::: Data shown :::

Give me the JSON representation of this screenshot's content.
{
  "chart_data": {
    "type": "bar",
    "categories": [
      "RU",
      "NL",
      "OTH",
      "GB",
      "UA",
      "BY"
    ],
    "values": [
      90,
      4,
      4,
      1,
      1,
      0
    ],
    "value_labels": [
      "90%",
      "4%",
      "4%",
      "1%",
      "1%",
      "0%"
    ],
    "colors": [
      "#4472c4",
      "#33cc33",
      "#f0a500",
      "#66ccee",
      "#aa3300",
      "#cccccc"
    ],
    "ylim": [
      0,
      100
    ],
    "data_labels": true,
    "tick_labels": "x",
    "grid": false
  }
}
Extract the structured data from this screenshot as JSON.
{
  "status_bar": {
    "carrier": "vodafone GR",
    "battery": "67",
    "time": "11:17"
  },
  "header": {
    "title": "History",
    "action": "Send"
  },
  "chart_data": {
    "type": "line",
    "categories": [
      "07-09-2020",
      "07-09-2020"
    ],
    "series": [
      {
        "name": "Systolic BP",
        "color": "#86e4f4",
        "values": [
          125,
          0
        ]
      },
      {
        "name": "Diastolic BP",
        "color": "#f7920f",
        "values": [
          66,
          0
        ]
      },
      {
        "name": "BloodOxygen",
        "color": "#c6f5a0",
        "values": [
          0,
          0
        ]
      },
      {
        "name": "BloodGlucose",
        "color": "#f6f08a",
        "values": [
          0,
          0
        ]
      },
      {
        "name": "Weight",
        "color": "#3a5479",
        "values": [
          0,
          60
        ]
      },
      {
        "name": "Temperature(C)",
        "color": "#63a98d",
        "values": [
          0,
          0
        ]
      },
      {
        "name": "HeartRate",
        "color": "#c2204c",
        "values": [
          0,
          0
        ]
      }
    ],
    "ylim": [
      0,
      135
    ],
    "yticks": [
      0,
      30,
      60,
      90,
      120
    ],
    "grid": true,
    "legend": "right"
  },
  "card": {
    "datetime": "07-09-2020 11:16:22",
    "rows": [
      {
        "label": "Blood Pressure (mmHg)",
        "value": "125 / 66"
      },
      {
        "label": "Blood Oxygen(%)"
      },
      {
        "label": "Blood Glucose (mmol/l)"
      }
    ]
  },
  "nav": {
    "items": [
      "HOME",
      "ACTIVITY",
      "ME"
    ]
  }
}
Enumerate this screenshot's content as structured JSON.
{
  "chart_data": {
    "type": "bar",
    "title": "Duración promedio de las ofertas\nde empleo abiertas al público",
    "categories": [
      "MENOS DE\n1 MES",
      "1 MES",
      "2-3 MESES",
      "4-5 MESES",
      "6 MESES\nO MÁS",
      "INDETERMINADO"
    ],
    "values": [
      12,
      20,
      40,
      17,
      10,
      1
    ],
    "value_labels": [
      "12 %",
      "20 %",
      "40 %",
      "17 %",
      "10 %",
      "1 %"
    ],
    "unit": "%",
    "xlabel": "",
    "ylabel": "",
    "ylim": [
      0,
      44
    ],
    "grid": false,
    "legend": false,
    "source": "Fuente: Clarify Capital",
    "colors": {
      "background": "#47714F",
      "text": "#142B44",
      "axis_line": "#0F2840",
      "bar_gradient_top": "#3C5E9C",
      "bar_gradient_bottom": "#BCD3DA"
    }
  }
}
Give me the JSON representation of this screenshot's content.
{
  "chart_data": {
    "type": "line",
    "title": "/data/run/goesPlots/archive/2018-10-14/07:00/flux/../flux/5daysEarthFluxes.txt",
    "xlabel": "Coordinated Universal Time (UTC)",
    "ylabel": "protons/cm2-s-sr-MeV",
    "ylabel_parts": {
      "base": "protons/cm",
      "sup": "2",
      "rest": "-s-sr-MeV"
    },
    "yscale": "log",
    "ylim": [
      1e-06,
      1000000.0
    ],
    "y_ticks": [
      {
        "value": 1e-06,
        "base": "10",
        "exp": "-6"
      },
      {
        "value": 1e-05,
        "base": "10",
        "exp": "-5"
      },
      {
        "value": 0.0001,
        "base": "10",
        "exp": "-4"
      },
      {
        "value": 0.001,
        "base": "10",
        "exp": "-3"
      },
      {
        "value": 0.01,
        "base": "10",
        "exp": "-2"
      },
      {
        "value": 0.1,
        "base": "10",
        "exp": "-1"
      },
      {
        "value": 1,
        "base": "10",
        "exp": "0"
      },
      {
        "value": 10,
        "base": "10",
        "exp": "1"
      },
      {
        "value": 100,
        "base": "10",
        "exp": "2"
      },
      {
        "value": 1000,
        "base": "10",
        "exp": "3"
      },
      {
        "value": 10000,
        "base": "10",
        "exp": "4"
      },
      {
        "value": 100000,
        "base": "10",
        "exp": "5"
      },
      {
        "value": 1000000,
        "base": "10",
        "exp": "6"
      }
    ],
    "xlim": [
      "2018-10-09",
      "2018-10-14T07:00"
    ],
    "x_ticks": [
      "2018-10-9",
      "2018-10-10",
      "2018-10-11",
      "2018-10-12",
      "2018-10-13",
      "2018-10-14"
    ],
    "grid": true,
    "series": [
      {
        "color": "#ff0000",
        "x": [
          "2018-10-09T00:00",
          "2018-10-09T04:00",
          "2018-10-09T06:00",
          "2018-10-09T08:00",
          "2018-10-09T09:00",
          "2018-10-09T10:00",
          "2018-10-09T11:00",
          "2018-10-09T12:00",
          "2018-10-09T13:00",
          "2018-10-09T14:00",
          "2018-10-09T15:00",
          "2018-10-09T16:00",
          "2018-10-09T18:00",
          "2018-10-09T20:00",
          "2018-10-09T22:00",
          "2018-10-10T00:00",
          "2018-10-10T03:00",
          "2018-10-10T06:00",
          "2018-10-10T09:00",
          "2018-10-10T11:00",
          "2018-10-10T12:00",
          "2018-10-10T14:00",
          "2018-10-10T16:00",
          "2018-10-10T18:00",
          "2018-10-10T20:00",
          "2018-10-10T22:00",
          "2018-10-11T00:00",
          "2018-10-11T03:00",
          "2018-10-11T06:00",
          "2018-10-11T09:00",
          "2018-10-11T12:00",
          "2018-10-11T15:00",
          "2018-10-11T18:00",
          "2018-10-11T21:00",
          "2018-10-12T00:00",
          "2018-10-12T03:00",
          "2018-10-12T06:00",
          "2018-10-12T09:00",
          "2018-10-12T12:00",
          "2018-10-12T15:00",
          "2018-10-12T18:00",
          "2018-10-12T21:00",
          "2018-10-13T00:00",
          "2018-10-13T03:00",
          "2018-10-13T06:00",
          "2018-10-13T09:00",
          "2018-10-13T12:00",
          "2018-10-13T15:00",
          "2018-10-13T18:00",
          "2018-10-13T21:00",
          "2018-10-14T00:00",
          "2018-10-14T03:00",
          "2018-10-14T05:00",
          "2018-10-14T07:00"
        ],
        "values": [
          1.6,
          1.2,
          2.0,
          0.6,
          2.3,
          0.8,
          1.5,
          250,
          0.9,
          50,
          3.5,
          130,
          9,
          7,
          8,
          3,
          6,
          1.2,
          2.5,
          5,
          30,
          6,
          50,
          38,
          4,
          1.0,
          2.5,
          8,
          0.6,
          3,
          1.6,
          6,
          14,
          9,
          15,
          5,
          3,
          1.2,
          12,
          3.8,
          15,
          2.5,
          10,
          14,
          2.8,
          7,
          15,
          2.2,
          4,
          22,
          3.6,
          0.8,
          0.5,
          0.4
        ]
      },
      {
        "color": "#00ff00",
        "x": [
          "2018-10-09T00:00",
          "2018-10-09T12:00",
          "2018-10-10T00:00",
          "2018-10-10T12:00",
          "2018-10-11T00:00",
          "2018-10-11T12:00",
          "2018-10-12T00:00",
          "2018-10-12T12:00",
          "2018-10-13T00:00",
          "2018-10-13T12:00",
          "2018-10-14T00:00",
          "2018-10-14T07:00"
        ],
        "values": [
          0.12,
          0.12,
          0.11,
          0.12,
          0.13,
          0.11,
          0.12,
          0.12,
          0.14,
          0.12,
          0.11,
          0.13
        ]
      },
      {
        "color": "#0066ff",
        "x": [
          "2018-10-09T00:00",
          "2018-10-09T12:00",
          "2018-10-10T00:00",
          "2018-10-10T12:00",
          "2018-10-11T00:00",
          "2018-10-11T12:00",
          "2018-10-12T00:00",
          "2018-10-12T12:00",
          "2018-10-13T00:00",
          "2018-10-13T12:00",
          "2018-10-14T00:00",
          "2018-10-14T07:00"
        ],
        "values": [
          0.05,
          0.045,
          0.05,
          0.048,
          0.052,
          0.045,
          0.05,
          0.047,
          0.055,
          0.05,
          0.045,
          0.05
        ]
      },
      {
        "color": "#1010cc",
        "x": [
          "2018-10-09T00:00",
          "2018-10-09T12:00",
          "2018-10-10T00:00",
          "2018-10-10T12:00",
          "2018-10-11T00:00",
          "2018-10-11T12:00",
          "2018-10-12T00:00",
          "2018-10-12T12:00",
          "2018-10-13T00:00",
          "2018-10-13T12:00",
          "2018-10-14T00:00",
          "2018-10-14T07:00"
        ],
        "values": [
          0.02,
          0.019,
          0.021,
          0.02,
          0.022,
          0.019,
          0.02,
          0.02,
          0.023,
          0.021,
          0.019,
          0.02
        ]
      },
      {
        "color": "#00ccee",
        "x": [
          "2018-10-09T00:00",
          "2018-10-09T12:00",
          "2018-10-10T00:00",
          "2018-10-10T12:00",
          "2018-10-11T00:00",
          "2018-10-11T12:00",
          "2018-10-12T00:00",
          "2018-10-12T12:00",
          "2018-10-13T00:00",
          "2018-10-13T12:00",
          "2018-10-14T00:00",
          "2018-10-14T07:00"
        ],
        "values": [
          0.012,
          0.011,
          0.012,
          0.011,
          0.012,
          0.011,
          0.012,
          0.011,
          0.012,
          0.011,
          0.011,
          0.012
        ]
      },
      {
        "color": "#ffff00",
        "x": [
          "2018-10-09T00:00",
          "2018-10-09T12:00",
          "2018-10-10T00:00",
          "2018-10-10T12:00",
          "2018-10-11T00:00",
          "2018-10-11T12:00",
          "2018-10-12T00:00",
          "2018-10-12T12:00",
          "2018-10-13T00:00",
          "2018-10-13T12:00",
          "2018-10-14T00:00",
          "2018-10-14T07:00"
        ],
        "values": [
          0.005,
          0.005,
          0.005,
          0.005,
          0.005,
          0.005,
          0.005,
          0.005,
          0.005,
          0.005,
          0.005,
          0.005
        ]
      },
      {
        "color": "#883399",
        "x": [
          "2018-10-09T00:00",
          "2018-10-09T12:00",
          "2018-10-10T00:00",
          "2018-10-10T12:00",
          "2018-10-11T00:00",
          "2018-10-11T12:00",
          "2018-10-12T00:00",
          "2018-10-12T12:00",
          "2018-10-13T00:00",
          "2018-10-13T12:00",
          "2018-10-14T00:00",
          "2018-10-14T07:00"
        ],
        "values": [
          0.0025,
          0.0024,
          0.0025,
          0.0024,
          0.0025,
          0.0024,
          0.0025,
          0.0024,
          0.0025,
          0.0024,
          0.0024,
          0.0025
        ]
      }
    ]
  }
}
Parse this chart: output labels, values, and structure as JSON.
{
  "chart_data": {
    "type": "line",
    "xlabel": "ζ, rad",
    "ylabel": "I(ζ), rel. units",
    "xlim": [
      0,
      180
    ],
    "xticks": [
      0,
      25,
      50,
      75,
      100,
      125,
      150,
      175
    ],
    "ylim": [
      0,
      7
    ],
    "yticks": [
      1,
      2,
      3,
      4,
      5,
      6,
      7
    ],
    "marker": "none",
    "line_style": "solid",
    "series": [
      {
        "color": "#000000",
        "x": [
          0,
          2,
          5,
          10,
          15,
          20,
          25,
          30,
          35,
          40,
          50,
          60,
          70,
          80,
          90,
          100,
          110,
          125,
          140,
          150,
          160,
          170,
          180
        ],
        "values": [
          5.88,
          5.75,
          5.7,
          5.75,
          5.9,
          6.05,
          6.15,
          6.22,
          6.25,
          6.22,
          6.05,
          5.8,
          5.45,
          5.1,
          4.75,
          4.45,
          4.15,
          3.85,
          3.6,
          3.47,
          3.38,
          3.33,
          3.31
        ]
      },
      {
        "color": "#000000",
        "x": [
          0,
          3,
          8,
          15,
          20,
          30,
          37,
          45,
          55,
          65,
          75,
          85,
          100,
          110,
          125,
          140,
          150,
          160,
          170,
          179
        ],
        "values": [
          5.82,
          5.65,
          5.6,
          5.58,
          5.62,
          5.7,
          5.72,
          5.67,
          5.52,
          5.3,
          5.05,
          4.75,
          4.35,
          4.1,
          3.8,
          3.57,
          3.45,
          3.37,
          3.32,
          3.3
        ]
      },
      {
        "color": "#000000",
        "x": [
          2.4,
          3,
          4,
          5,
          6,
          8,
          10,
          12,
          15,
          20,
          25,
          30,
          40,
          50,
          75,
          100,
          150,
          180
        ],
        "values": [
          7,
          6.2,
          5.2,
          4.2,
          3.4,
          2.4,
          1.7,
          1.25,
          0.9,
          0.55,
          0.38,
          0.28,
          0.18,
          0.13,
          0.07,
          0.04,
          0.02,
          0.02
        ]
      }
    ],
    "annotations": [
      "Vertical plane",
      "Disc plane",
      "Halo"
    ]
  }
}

:::

**What you should do:** Show each line holding the word "grid".

**Final answer:**
    "grid": false
    "grid": true,
    "grid": false,
    "grid": true,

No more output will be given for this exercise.